■ **Task description**
Report how many lines of the records below include the word "integracyjne". Give nothing but the number.

[Lines of data]
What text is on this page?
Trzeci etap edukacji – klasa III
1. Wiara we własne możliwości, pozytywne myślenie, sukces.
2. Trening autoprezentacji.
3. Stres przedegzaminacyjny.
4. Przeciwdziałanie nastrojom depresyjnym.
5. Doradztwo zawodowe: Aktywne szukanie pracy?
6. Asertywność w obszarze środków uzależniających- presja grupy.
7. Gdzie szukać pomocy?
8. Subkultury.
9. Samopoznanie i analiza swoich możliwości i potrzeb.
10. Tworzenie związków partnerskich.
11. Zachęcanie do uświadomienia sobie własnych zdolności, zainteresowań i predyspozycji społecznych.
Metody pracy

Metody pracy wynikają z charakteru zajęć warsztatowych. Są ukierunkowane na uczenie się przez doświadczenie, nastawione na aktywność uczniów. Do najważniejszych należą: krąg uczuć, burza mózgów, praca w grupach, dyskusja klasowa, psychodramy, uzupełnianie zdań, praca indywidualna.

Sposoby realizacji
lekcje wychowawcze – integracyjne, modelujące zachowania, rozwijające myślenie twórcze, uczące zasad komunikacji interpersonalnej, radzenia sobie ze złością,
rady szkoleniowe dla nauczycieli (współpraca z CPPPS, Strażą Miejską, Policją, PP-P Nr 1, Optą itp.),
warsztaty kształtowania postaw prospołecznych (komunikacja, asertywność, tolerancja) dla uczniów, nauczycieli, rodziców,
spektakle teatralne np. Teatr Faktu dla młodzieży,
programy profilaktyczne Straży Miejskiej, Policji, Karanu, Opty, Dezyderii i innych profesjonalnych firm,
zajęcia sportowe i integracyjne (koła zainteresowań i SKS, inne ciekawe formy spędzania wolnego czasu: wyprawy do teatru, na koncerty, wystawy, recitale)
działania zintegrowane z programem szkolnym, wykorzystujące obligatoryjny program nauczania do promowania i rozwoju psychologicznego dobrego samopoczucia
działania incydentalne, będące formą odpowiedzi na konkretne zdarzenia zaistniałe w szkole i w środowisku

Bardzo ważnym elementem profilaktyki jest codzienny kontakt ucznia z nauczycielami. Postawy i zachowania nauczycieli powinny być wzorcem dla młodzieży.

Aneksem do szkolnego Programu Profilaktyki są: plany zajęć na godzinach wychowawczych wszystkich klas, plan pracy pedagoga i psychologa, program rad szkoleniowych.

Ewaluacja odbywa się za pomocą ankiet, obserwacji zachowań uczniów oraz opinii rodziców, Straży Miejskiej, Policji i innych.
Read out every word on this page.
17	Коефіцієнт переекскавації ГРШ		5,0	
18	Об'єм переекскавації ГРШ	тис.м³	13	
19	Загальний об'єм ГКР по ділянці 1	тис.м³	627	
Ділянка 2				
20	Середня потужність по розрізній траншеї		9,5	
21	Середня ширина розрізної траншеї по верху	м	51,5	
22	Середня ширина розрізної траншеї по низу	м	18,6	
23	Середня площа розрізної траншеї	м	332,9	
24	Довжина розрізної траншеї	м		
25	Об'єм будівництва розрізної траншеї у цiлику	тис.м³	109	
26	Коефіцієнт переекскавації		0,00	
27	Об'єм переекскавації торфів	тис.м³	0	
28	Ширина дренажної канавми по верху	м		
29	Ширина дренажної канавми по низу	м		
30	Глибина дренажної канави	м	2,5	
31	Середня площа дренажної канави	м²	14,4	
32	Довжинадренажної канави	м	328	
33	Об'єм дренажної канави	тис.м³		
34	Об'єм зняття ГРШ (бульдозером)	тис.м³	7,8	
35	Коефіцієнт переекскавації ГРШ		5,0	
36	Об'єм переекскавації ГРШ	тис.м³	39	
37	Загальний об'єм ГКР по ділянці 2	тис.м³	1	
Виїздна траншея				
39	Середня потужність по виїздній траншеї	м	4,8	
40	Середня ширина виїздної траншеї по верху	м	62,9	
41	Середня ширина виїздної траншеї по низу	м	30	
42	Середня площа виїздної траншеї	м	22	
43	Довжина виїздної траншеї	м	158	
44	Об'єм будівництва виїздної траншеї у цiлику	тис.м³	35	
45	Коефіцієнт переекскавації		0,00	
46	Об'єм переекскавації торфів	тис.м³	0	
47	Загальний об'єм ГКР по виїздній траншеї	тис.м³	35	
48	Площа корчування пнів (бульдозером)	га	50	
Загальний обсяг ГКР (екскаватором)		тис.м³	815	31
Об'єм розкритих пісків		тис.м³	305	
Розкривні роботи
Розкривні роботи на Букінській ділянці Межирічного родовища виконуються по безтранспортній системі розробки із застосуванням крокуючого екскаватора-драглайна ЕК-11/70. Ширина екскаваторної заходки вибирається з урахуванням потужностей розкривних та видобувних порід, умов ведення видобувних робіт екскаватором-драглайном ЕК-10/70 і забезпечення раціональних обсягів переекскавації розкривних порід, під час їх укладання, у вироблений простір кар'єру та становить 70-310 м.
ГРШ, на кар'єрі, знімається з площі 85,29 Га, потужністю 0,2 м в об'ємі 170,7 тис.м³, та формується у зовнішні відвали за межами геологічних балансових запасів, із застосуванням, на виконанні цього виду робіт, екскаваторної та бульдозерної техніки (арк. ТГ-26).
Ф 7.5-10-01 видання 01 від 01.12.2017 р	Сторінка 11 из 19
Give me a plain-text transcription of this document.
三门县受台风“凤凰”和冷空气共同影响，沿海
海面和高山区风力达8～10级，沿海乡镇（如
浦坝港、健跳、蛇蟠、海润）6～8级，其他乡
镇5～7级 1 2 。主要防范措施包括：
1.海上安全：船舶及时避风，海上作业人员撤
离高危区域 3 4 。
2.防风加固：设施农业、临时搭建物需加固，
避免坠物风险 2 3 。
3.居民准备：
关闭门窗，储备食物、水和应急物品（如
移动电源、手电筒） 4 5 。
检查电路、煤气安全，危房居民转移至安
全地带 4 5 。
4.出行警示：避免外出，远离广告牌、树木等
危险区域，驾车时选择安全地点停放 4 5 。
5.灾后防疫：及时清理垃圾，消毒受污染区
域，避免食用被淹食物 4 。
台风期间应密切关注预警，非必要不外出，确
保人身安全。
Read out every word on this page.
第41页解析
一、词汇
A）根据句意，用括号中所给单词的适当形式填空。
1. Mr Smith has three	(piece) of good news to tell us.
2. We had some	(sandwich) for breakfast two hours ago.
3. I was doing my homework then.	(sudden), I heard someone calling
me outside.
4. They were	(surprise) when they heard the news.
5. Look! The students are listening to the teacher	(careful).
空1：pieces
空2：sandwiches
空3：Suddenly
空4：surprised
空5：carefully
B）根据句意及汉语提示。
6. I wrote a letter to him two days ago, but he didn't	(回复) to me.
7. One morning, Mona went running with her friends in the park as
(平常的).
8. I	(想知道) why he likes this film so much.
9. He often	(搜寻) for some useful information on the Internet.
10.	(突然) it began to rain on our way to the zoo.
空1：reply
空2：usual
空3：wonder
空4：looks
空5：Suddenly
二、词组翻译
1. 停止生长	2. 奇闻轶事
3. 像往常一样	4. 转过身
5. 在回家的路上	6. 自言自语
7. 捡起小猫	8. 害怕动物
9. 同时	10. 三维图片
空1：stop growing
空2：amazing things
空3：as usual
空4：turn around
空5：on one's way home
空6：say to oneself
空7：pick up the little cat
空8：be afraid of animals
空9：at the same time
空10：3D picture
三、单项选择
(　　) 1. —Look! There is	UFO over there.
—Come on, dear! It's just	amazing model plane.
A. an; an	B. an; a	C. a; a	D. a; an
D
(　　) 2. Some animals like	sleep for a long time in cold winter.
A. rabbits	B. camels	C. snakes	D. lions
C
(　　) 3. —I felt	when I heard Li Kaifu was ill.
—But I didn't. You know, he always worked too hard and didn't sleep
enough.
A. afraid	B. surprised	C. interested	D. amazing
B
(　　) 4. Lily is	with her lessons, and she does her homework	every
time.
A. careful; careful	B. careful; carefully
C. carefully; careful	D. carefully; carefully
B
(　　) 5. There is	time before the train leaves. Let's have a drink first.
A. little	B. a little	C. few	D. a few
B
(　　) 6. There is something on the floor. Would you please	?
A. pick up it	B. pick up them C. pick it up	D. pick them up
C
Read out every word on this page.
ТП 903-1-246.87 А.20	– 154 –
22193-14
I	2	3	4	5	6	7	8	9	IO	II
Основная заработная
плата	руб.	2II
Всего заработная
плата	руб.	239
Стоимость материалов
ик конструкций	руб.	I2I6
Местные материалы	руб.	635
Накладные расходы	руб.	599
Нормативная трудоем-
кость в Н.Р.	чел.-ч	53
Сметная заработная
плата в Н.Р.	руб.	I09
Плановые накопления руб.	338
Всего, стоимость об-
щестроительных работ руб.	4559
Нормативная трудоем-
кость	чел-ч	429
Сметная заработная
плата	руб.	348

■ **Answer**
2